AIM: Write out all lines holding the word "Recall".

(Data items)
** BEGIN **

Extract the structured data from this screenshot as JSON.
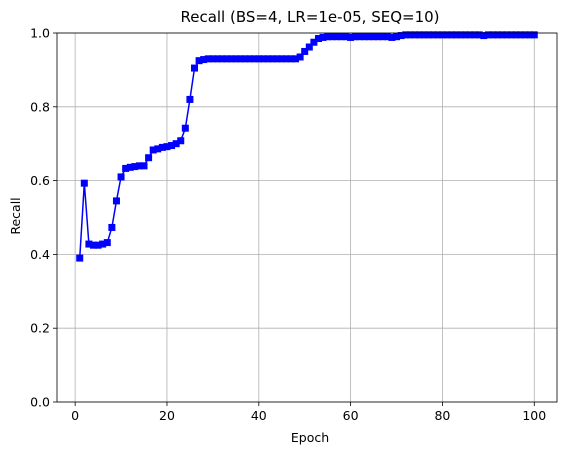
{
  "chart_data": {
    "type": "line",
    "title": "Recall (BS=4, LR=1e-05, SEQ=10)",
    "xlabel": "Epoch",
    "ylabel": "Recall",
    "xlim": [
      -3.95,
      104.95
    ],
    "ylim": [
      0.0,
      1.0
    ],
    "x_ticks": [
      0,
      20,
      40,
      60,
      80,
      100
    ],
    "y_ticks": [
      0.0,
      0.2,
      0.4,
      0.6,
      0.8,
      1.0
    ],
    "x_tick_labels": [
      "0",
      "20",
      "40",
      "60",
      "80",
      "100"
    ],
    "y_tick_labels": [
      "0.0",
      "0.2",
      "0.4",
      "0.6",
      "0.8",
      "1.0"
    ],
    "grid": true,
    "legend": "none",
    "series": [
      {
        "color": "#0000ff",
        "marker": "square",
        "x": [
          1,
          2,
          3,
          4,
          5,
          6,
          7,
          8,
          9,
          10,
          11,
          12,
          13,
          14,
          15,
          16,
          17,
          18,
          19,
          20,
          21,
          22,
          23,
          24,
          25,
          26,
          27,
          28,
          29,
          30,
          31,
          32,
          33,
          34,
          35,
          36,
          37,
          38,
          39,
          40,
          41,
          42,
          43,
          44,
          45,
          46,
          47,
          48,
          49,
          50,
          51,
          52,
          53,
          54,
          55,
          56,
          57,
          58,
          59,
          60,
          61,
          62,
          63,
          64,
          65,
          66,
          67,
          68,
          69,
          70,
          71,
          72,
          73,
          74,
          75,
          76,
          77,
          78,
          79,
          80,
          81,
          82,
          83,
          84,
          85,
          86,
          87,
          88,
          89,
          90,
          91,
          92,
          93,
          94,
          95,
          96,
          97,
          98,
          99,
          100
        ],
        "values": [
          0.39,
          0.593,
          0.428,
          0.425,
          0.425,
          0.428,
          0.432,
          0.473,
          0.545,
          0.61,
          0.633,
          0.636,
          0.638,
          0.64,
          0.64,
          0.662,
          0.683,
          0.686,
          0.69,
          0.692,
          0.695,
          0.7,
          0.708,
          0.742,
          0.82,
          0.905,
          0.925,
          0.928,
          0.93,
          0.93,
          0.93,
          0.93,
          0.93,
          0.93,
          0.93,
          0.93,
          0.93,
          0.93,
          0.93,
          0.93,
          0.93,
          0.93,
          0.93,
          0.93,
          0.93,
          0.93,
          0.93,
          0.93,
          0.935,
          0.95,
          0.962,
          0.975,
          0.985,
          0.988,
          0.99,
          0.99,
          0.99,
          0.99,
          0.99,
          0.988,
          0.99,
          0.99,
          0.99,
          0.99,
          0.99,
          0.99,
          0.99,
          0.99,
          0.988,
          0.99,
          0.993,
          0.995,
          0.995,
          0.995,
          0.995,
          0.995,
          0.995,
          0.995,
          0.995,
          0.995,
          0.995,
          0.995,
          0.995,
          0.995,
          0.995,
          0.995,
          0.995,
          0.995,
          0.993,
          0.995,
          0.995,
          0.995,
          0.995,
          0.995,
          0.995,
          0.995,
          0.995,
          0.995,
          0.995,
          0.995
        ]
      }
    ]
  }
}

** END **

SOLUTION BELOW:
    "title": "Recall (BS=4, LR=1e-05, SEQ=10)",
    "ylabel": "Recall",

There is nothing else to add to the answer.